:: Stated exercise ::
Scan the material for the word "text", and copy each line where it shows up.

━━━━━ Recorded information

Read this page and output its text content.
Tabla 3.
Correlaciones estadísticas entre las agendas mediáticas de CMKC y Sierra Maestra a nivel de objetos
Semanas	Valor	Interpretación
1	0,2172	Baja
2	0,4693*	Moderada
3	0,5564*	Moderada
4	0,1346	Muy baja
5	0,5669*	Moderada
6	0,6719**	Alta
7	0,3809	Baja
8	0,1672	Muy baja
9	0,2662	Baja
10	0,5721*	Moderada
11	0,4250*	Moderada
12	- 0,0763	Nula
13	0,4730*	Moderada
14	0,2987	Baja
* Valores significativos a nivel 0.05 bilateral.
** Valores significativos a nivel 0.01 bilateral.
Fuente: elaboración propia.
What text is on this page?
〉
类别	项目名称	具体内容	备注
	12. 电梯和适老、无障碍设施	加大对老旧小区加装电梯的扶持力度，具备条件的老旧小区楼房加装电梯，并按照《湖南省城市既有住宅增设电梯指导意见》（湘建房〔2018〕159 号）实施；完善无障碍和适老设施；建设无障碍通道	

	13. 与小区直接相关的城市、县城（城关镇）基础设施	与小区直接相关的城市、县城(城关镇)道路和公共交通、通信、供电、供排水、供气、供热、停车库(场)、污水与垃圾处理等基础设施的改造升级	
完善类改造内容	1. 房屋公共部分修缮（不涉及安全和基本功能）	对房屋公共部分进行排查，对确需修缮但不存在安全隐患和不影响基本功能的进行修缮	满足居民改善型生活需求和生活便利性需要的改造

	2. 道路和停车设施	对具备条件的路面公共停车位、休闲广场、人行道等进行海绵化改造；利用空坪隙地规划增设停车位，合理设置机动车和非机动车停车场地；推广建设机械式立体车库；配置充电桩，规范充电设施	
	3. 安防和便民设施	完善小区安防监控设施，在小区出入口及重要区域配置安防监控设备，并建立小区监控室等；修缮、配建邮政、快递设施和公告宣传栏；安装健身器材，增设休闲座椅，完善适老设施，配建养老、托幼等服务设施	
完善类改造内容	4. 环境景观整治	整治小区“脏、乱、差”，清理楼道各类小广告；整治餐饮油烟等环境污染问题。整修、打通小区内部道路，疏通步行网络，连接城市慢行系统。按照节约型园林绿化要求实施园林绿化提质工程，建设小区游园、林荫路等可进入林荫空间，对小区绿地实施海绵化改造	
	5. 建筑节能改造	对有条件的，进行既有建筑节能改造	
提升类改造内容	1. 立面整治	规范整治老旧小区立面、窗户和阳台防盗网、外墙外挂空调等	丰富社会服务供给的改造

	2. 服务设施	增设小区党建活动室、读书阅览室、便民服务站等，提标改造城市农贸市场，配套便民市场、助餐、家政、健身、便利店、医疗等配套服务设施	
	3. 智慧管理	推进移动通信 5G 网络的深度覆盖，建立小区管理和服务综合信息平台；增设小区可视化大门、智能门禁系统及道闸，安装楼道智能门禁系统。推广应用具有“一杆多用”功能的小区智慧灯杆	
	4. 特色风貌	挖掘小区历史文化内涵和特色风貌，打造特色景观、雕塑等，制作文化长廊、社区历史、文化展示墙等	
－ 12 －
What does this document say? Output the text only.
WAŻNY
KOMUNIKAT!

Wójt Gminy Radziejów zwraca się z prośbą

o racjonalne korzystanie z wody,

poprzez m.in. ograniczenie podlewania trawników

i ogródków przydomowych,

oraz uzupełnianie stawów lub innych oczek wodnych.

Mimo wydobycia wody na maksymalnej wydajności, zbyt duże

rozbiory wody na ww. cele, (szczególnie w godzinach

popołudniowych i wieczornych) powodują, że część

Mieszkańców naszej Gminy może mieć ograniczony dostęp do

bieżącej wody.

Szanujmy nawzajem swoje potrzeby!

━━━━━━━━━━

:: Finished answer ::
Read this page and output its text content.
What text is on this page?
What does this document say? Output the text only.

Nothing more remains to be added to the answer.